Problem to solve
All entries are to be quoted exactly; the images stay out of the copy.

Figure contents as structured data
....
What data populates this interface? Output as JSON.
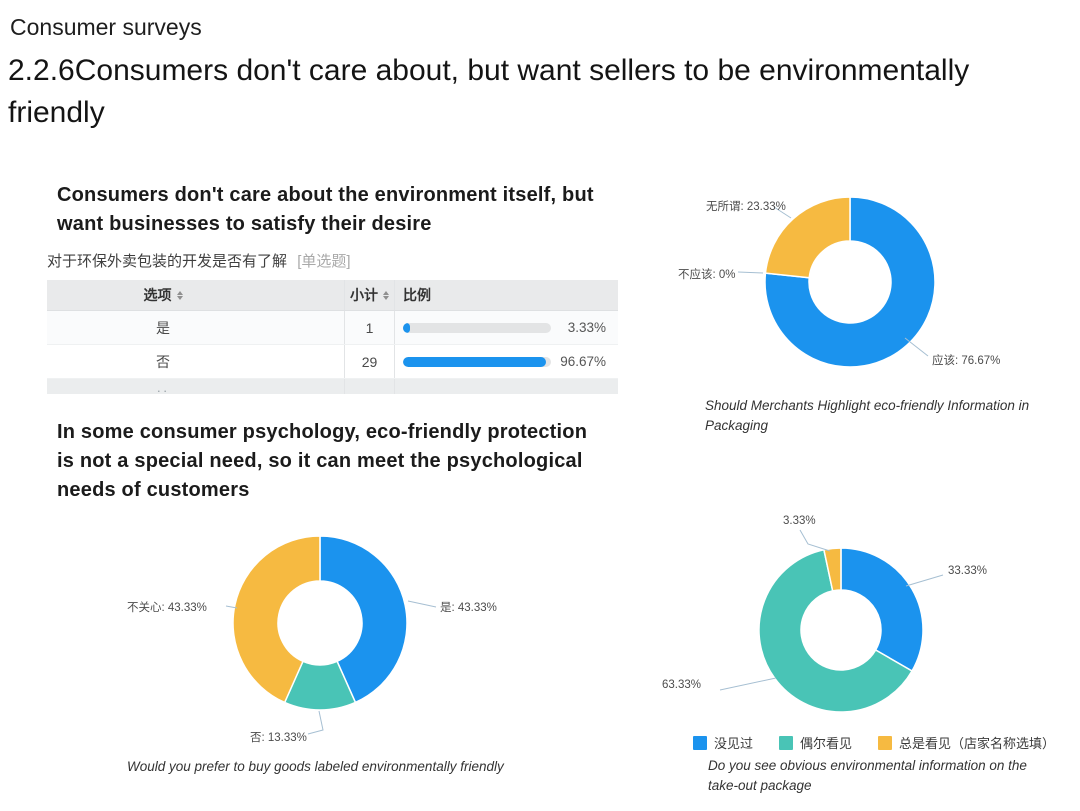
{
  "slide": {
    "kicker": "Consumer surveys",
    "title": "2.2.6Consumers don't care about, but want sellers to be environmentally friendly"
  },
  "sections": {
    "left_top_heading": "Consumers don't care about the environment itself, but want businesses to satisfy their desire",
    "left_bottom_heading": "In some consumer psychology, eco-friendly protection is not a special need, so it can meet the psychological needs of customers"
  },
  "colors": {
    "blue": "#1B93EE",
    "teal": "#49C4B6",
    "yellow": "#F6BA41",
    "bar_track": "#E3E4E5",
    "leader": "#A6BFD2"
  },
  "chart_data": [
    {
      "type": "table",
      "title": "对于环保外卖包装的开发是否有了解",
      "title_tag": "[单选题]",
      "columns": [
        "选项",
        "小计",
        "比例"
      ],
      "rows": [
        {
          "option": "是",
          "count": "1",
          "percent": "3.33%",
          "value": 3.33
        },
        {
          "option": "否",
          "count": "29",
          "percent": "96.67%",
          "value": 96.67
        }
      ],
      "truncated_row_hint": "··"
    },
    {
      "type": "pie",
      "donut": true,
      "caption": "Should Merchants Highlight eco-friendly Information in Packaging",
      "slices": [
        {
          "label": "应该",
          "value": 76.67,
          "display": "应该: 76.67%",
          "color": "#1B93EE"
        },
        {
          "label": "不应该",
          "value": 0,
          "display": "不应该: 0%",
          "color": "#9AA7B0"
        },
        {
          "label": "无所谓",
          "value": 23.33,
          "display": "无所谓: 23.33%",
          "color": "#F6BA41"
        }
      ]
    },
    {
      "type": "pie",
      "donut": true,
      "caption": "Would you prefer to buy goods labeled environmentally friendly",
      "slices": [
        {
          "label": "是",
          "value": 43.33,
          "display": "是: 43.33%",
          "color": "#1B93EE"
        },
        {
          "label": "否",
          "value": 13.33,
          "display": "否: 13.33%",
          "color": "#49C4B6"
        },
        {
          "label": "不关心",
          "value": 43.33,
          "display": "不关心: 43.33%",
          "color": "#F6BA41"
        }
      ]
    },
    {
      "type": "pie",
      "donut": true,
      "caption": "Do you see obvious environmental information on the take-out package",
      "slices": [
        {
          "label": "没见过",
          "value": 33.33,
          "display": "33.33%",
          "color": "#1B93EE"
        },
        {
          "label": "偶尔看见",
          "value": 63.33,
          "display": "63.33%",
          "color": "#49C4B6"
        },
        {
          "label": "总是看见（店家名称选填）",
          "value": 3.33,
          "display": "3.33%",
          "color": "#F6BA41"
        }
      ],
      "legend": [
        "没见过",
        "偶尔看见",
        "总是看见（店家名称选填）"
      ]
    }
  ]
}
....
Correct response
What data populates this interface? Output as JSON.
{
  "slide": {
    "kicker": "Consumer surveys",
    "title": "2.2.6Consumers don't care about, but want sellers to be environmentally friendly"
  },
  "sections": {
    "left_top_heading": "Consumers don't care about the environment itself, but want businesses to satisfy their desire",
    "left_bottom_heading": "In some consumer psychology, eco-friendly protection is not a special need, so it can meet the psychological needs of customers"
  },
  "colors": {
    "blue": "#1B93EE",
    "teal": "#49C4B6",
    "yellow": "#F6BA41",
    "bar_track": "#E3E4E5",
    "leader": "#A6BFD2"
  },
  "chart_data": [
    {
      "type": "table",
      "title": "对于环保外卖包装的开发是否有了解",
      "title_tag": "[单选题]",
      "columns": [
        "选项",
        "小计",
        "比例"
      ],
      "rows": [
        {
          "option": "是",
          "count": "1",
          "percent": "3.33%",
          "value": 3.33
        },
        {
          "option": "否",
          "count": "29",
          "percent": "96.67%",
          "value": 96.67
        }
      ],
      "truncated_row_hint": "··"
    },
    {
      "type": "pie",
      "donut": true,
      "caption": "Should Merchants Highlight eco-friendly Information in Packaging",
      "slices": [
        {
          "label": "应该",
          "value": 76.67,
          "display": "应该: 76.67%",
          "color": "#1B93EE"
        },
        {
          "label": "不应该",
          "value": 0,
          "display": "不应该: 0%",
          "color": "#9AA7B0"
        },
        {
          "label": "无所谓",
          "value": 23.33,
          "display": "无所谓: 23.33%",
          "color": "#F6BA41"
        }
      ]
    },
    {
      "type": "pie",
      "donut": true,
      "caption": "Would you prefer to buy goods labeled environmentally friendly",
      "slices": [
        {
          "label": "是",
          "value": 43.33,
          "display": "是: 43.33%",
          "color": "#1B93EE"
        },
        {
          "label": "否",
          "value": 13.33,
          "display": "否: 13.33%",
          "color": "#49C4B6"
        },
        {
          "label": "不关心",
          "value": 43.33,
          "display": "不关心: 43.33%",
          "color": "#F6BA41"
        }
      ]
    },
    {
      "type": "pie",
      "donut": true,
      "caption": "Do you see obvious environmental information on the take-out package",
      "slices": [
        {
          "label": "没见过",
          "value": 33.33,
          "display": "33.33%",
          "color": "#1B93EE"
        },
        {
          "label": "偶尔看见",
          "value": 63.33,
          "display": "63.33%",
          "color": "#49C4B6"
        },
        {
          "label": "总是看见（店家名称选填）",
          "value": 3.33,
          "display": "3.33%",
          "color": "#F6BA41"
        }
      ],
      "legend": [
        "没见过",
        "偶尔看见",
        "总是看见（店家名称选填）"
      ]
    }
  ]
}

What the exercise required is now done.